Keep only the lines that hold the string "新人教版七年级语文", filtering out the rest of the entries below.

Records provided:
_ _ _ _ _ _ _
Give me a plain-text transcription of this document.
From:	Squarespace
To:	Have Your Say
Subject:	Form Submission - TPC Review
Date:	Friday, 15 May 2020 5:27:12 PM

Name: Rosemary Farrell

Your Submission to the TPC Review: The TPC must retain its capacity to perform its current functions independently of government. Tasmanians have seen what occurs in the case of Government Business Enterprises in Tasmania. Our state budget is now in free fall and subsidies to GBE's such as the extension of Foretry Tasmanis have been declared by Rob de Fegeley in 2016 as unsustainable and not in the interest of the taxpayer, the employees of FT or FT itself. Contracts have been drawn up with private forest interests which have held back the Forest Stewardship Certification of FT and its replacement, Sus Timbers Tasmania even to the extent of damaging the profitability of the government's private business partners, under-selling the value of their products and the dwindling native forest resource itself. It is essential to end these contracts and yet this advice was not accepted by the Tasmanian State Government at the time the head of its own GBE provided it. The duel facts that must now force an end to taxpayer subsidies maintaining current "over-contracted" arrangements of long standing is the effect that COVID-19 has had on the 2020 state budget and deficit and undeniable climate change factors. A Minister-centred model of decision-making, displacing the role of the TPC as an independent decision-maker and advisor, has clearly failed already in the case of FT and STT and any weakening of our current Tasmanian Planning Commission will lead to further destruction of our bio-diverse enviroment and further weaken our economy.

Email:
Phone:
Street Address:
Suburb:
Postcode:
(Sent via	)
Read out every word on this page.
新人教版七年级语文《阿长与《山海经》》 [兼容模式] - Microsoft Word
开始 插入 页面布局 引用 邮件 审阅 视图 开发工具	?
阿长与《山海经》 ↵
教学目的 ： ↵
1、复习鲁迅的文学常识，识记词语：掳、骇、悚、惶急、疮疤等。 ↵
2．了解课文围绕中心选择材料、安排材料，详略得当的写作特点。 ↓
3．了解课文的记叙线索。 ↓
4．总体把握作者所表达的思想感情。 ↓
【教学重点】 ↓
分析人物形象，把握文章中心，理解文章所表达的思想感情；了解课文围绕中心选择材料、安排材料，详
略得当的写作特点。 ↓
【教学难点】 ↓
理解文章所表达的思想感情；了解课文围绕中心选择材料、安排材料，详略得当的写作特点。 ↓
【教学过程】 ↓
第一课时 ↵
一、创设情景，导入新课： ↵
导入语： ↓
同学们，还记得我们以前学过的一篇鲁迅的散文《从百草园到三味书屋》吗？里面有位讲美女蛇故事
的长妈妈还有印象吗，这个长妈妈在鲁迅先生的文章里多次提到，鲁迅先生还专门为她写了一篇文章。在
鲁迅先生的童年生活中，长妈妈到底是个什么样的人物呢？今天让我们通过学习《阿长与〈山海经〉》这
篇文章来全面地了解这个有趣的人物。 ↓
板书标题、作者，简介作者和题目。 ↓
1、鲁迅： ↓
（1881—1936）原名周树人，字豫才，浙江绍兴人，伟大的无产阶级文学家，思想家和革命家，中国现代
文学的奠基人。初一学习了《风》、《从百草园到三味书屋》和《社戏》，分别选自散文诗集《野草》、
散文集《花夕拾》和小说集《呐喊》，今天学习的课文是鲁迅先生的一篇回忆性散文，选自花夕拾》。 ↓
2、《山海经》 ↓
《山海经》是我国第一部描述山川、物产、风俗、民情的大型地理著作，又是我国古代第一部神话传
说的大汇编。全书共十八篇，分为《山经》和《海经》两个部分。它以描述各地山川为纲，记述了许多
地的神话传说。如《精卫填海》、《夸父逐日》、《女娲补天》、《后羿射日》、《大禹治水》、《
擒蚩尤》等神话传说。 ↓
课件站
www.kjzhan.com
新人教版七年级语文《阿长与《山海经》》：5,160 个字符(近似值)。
_ _ _ _ _ _ _
Written response:
新人教版七年级语文《阿长与《山海经》》 [兼容模式] - Microsoft Word
新人教版七年级语文《阿长与《山海经》》：5,160 个字符(近似值)。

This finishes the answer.